Selected passage –
= = = = =
You are viewing a plain text version of this content. The canonical link for it is here.
Posted to users@tomcat.apache.org by Michael Schuerig <mi...@schuerig.de> on 2004/09/30 00:58:14 UTC

Character encoding in XML tag files?

First things first, I'm using Tomcat 5.5.1. I'm moving some code from a 
JSP document to tag files. All of the files are in XML format. The head 
of one of my tag files looks like this

<?xml version="1.0" encoding="ISO-8859-1"?>

<jsp:root version="2.0"
 xmlns:jsp="http://java.sun.com/JSP/Page">

  <jsp:directive.tag pageEncoding="ISO-8859-1" />
  <jsp:directive.tag body-content="empty"/>


I'm precompiling the file with this ant target

  <target name="jspc" depends="prepare">
    <mkdir dir="${build.home}/WEB-INF/src"/>
    <jasper2 
     javaencoding="UTF-8"
     validateXml="false"
     compile="false"
     uriroot="${build.home}" 
     webXmlFragment="${build.home}/WEB-INF/generated_web.xml" 
     addwebxmlmappings="true"
= = = = =
Task 1 – Check each statement against the Tomcat post and answer yes or no, quoting the deciding words: (a) The author is using Tomcat 5.5.1. (b) The tag files use standard JSP syntax rather than XML format. (c) The ant target sets javaencoding to ISO-8859-1.
Task 2 – Copy the Tomcat post verbatim from "You are viewing" to "XML tag files?".

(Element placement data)
= = = = =
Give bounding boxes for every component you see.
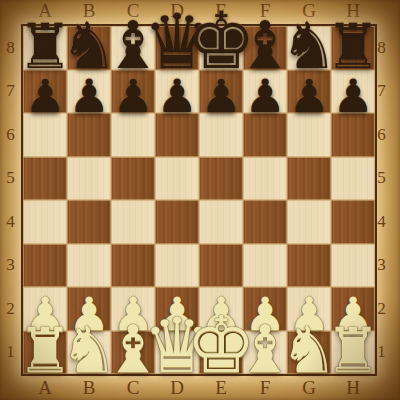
piece-cell-f7: ♟ — [243, 70, 287, 114]
rank-label-right-5: 5 — [374, 157, 389, 201]
rank-label-left-3: 3 — [0, 244, 21, 288]
piece-cell-e7: ♟ — [199, 70, 243, 114]
piece-cell-g7: ♟ — [287, 70, 331, 114]
piece-cell-d7: ♟ — [155, 70, 199, 114]
rank-label-left-4: 4 — [0, 200, 21, 244]
black-pawn-g7[interactable]: ♟ — [288, 73, 329, 119]
black-pawn-f7[interactable]: ♟ — [244, 73, 285, 119]
piece-cell-h7: ♟ — [331, 70, 375, 114]
black-pawn-e7[interactable]: ♟ — [200, 73, 241, 119]
piece-cell-c7: ♟ — [111, 70, 155, 114]
white-rook-h1[interactable]: ♜ — [325, 320, 381, 382]
rank-label-right-4: 4 — [374, 200, 389, 244]
black-pawn-c7[interactable]: ♟ — [112, 73, 153, 119]
chess-board-app: ABCDEFGH 87654321 87654321 ABCDEFGH ♜♞♝♛… — [0, 0, 400, 400]
rank-label-left-6: 6 — [0, 113, 21, 157]
rank-label-right-3: 3 — [374, 244, 389, 288]
rank-label-right-6: 6 — [374, 113, 389, 157]
black-pawn-d7[interactable]: ♟ — [156, 73, 197, 119]
black-pawn-h7[interactable]: ♟ — [332, 73, 373, 119]
black-pawn-b7[interactable]: ♟ — [68, 73, 109, 119]
piece-cell-b7: ♟ — [67, 70, 111, 114]
black-pawn-a7[interactable]: ♟ — [24, 73, 65, 119]
piece-cell-a7: ♟ — [23, 70, 67, 114]
piece-cell-h8: ♜ — [331, 26, 375, 70]
rank-label-left-5: 5 — [0, 157, 21, 201]
pieces-layer: ♜♞♝♛♚♝♞♜♟♟♟♟♟♟♟♟♟♟♟♟♟♟♟♟♜♞♝♛♚♝♞♜ — [23, 26, 375, 374]
piece-cell-h1: ♜ — [331, 331, 375, 375]
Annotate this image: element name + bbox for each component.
= = = = =
Finished answer 1 –
(a) Yes: "I'm using Tomcat 5.5.1"
(b) No: "All of the files are in XML format."
(c) No: "javaencoding="UTF-8""

Finished answer 2 –
You are viewing a plain text version of this content. The canonical link for it is here.
Posted to users@tomcat.apache.org by Michael Schuerig <mi...@schuerig.de> on 2004/09/30 00:58:14 UTC

Character encoding in XML tag files?